▶ _TASK DESCRIPTION_: Reproduce every line of the material below verbatim, keeping each character and the line order unchanged.

---------- GIVEN INFORMATION ----------

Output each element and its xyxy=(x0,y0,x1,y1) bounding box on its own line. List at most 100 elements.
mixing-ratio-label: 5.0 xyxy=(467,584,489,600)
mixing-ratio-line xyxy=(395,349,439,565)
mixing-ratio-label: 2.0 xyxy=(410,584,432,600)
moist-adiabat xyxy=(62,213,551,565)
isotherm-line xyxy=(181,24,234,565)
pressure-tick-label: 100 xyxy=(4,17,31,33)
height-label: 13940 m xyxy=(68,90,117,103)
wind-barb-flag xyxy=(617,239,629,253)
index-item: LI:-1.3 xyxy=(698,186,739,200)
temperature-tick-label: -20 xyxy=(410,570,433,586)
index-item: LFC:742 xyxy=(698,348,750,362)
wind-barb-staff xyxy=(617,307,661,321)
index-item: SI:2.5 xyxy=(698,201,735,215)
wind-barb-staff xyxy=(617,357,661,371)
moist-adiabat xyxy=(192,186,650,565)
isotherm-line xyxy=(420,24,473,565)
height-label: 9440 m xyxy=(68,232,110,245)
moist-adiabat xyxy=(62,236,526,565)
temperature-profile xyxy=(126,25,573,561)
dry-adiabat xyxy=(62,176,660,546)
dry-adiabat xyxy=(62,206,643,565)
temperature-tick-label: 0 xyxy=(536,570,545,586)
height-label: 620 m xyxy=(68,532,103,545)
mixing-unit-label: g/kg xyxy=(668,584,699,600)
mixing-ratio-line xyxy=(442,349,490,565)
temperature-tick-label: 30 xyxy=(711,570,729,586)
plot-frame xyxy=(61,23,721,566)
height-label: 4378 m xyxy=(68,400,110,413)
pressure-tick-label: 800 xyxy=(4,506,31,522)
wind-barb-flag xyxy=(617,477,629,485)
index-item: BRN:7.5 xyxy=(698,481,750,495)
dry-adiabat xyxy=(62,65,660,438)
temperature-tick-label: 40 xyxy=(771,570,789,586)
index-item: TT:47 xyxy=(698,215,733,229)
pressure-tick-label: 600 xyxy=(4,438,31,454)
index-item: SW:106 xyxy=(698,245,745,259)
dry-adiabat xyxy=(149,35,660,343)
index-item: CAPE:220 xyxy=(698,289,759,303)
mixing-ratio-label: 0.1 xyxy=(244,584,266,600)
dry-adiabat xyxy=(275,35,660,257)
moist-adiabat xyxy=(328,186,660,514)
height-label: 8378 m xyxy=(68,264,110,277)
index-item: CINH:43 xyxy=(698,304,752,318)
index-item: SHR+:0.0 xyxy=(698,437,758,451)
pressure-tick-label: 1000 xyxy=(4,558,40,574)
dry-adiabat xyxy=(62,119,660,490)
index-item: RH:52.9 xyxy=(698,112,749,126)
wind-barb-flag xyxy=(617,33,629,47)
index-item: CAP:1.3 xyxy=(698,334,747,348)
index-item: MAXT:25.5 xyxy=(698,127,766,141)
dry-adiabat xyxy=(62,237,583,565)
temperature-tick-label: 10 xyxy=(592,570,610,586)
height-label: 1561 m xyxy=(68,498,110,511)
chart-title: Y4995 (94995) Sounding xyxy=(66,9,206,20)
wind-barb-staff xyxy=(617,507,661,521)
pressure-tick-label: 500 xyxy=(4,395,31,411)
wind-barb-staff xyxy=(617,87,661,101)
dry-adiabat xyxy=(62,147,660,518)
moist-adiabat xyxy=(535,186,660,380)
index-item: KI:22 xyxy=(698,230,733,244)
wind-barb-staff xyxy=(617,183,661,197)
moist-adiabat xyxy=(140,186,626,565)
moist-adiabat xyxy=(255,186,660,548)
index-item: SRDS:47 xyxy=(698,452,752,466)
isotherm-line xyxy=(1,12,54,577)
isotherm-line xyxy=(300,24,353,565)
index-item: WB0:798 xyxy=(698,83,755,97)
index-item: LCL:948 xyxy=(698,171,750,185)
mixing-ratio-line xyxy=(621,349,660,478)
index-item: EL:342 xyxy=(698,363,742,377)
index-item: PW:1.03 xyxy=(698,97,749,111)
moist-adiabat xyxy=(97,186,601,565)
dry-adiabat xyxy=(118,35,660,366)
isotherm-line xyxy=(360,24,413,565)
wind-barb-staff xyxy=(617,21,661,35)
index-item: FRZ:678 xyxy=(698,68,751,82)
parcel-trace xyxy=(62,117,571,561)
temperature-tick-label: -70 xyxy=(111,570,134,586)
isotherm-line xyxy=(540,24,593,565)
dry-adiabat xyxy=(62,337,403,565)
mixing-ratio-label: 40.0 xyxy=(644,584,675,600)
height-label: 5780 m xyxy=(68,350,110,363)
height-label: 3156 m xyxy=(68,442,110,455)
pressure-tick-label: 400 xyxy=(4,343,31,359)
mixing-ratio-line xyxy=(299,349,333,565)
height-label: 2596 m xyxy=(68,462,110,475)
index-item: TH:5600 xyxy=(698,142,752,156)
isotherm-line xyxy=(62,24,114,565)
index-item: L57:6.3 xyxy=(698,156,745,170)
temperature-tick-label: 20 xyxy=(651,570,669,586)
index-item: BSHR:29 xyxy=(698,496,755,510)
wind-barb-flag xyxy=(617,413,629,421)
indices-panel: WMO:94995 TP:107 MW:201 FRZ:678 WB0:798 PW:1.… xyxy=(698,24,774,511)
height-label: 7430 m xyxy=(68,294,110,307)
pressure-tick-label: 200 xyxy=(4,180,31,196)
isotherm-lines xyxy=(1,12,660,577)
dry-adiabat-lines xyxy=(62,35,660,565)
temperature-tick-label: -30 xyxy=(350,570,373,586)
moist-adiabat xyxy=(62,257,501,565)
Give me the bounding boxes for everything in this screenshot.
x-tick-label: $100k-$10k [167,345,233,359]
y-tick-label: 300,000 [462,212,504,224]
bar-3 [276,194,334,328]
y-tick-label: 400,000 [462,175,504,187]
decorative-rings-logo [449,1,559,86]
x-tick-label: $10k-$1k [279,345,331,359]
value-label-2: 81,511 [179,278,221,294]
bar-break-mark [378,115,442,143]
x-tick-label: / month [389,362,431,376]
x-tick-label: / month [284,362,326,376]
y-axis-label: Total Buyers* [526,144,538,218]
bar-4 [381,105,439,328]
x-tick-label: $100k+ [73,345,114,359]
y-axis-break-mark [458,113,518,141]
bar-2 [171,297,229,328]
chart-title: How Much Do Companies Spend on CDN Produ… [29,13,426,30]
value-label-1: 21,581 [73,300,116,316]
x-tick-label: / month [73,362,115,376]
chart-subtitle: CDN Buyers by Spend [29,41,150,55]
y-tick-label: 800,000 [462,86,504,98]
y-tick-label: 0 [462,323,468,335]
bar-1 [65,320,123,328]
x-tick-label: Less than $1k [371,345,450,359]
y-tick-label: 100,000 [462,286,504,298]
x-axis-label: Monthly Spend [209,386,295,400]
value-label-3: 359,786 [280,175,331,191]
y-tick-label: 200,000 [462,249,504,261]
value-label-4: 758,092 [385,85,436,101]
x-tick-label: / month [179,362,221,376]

----------

▶ _FINISHED TASK_:
Output each element and its xyxy=(x0,y0,x1,y1) bounding box on its own line. List at most 100 elements.
mixing-ratio-label: 5.0 xyxy=(467,584,489,600)
mixing-ratio-line xyxy=(395,349,439,565)
mixing-ratio-label: 2.0 xyxy=(410,584,432,600)
moist-adiabat xyxy=(62,213,551,565)
isotherm-line xyxy=(181,24,234,565)
pressure-tick-label: 100 xyxy=(4,17,31,33)
height-label: 13940 m xyxy=(68,90,117,103)
wind-barb-flag xyxy=(617,239,629,253)
index-item: LI:-1.3 xyxy=(698,186,739,200)
temperature-tick-label: -20 xyxy=(410,570,433,586)
index-item: LFC:742 xyxy=(698,348,750,362)
wind-barb-staff xyxy=(617,307,661,321)
index-item: SI:2.5 xyxy=(698,201,735,215)
wind-barb-staff xyxy=(617,357,661,371)
moist-adiabat xyxy=(192,186,650,565)
isotherm-line xyxy=(420,24,473,565)
height-label: 9440 m xyxy=(68,232,110,245)
moist-adiabat xyxy=(62,236,526,565)
temperature-profile xyxy=(126,25,573,561)
dry-adiabat xyxy=(62,176,660,546)
dry-adiabat xyxy=(62,206,643,565)
temperature-tick-label: 0 xyxy=(536,570,545,586)
height-label: 620 m xyxy=(68,532,103,545)
mixing-unit-label: g/kg xyxy=(668,584,699,600)
mixing-ratio-line xyxy=(442,349,490,565)
temperature-tick-label: 30 xyxy=(711,570,729,586)
plot-frame xyxy=(61,23,721,566)
height-label: 4378 m xyxy=(68,400,110,413)
pressure-tick-label: 800 xyxy=(4,506,31,522)
wind-barb-flag xyxy=(617,477,629,485)
index-item: BRN:7.5 xyxy=(698,481,750,495)
dry-adiabat xyxy=(62,65,660,438)
temperature-tick-label: 40 xyxy=(771,570,789,586)
index-item: TT:47 xyxy=(698,215,733,229)
pressure-tick-label: 600 xyxy=(4,438,31,454)
index-item: SW:106 xyxy=(698,245,745,259)
dry-adiabat xyxy=(149,35,660,343)
index-item: CAPE:220 xyxy=(698,289,759,303)
mixing-ratio-label: 0.1 xyxy=(244,584,266,600)
dry-adiabat xyxy=(275,35,660,257)
moist-adiabat xyxy=(328,186,660,514)
height-label: 8378 m xyxy=(68,264,110,277)
index-item: CINH:43 xyxy=(698,304,752,318)
index-item: SHR+:0.0 xyxy=(698,437,758,451)
pressure-tick-label: 1000 xyxy=(4,558,40,574)
dry-adiabat xyxy=(62,119,660,490)
index-item: RH:52.9 xyxy=(698,112,749,126)
wind-barb-flag xyxy=(617,33,629,47)
index-item: CAP:1.3 xyxy=(698,334,747,348)
index-item: MAXT:25.5 xyxy=(698,127,766,141)
dry-adiabat xyxy=(62,237,583,565)
temperature-tick-label: 10 xyxy=(592,570,610,586)
height-label: 1561 m xyxy=(68,498,110,511)
chart-title: Y4995 (94995) Sounding xyxy=(66,9,206,20)
wind-barb-staff xyxy=(617,507,661,521)
pressure-tick-label: 500 xyxy=(4,395,31,411)
wind-barb-staff xyxy=(617,87,661,101)
dry-adiabat xyxy=(62,147,660,518)
moist-adiabat xyxy=(535,186,660,380)
index-item: KI:22 xyxy=(698,230,733,244)
wind-barb-staff xyxy=(617,183,661,197)
moist-adiabat xyxy=(140,186,626,565)
moist-adiabat xyxy=(255,186,660,548)
index-item: SRDS:47 xyxy=(698,452,752,466)
isotherm-line xyxy=(1,12,54,577)
isotherm-line xyxy=(300,24,353,565)
index-item: WB0:798 xyxy=(698,83,755,97)
index-item: LCL:948 xyxy=(698,171,750,185)
mixing-ratio-line xyxy=(621,349,660,478)
index-item: EL:342 xyxy=(698,363,742,377)
index-item: PW:1.03 xyxy=(698,97,749,111)
moist-adiabat xyxy=(97,186,601,565)
dry-adiabat xyxy=(118,35,660,366)
isotherm-line xyxy=(360,24,413,565)
wind-barb-staff xyxy=(617,21,661,35)
index-item: FRZ:678 xyxy=(698,68,751,82)
parcel-trace xyxy=(62,117,571,561)
temperature-tick-label: -70 xyxy=(111,570,134,586)
isotherm-line xyxy=(540,24,593,565)
dry-adiabat xyxy=(62,337,403,565)
mixing-ratio-label: 40.0 xyxy=(644,584,675,600)
height-label: 5780 m xyxy=(68,350,110,363)
height-label: 3156 m xyxy=(68,442,110,455)
pressure-tick-label: 400 xyxy=(4,343,31,359)
mixing-ratio-line xyxy=(299,349,333,565)
height-label: 2596 m xyxy=(68,462,110,475)
index-item: TH:5600 xyxy=(698,142,752,156)
isotherm-line xyxy=(62,24,114,565)
index-item: L57:6.3 xyxy=(698,156,745,170)
temperature-tick-label: 20 xyxy=(651,570,669,586)
index-item: BSHR:29 xyxy=(698,496,755,510)
wind-barb-flag xyxy=(617,413,629,421)
indices-panel: WMO:94995 TP:107 MW:201 FRZ:678 WB0:798 PW:1.… xyxy=(698,24,774,511)
height-label: 7430 m xyxy=(68,294,110,307)
pressure-tick-label: 200 xyxy=(4,180,31,196)
isotherm-lines xyxy=(1,12,660,577)
dry-adiabat-lines xyxy=(62,35,660,565)
temperature-tick-label: -30 xyxy=(350,570,373,586)
moist-adiabat xyxy=(62,257,501,565)
Give me the bounding boxes for everything in this screenshot.
x-tick-label: $100k-$10k [167,345,233,359]
y-tick-label: 300,000 [462,212,504,224]
bar-3 [276,194,334,328]
y-tick-label: 400,000 [462,175,504,187]
decorative-rings-logo [449,1,559,86]
x-tick-label: $10k-$1k [279,345,331,359]
value-label-2: 81,511 [179,278,221,294]
bar-break-mark [378,115,442,143]
x-tick-label: / month [389,362,431,376]
x-tick-label: / month [284,362,326,376]
y-axis-label: Total Buyers* [526,144,538,218]
bar-4 [381,105,439,328]
x-tick-label: $100k+ [73,345,114,359]
y-axis-break-mark [458,113,518,141]
bar-2 [171,297,229,328]
chart-title: How Much Do Companies Spend on CDN Produ… [29,13,426,30]
value-label-1: 21,581 [73,300,116,316]
x-tick-label: / month [73,362,115,376]
chart-subtitle: CDN Buyers by Spend [29,41,150,55]
y-tick-label: 800,000 [462,86,504,98]
y-tick-label: 0 [462,323,468,335]
bar-1 [65,320,123,328]
x-tick-label: Less than $1k [371,345,450,359]
y-tick-label: 100,000 [462,286,504,298]
x-axis-label: Monthly Spend [209,386,295,400]
value-label-3: 359,786 [280,175,331,191]
y-tick-label: 200,000 [462,249,504,261]
value-label-4: 758,092 [385,85,436,101]
x-tick-label: / month [179,362,221,376]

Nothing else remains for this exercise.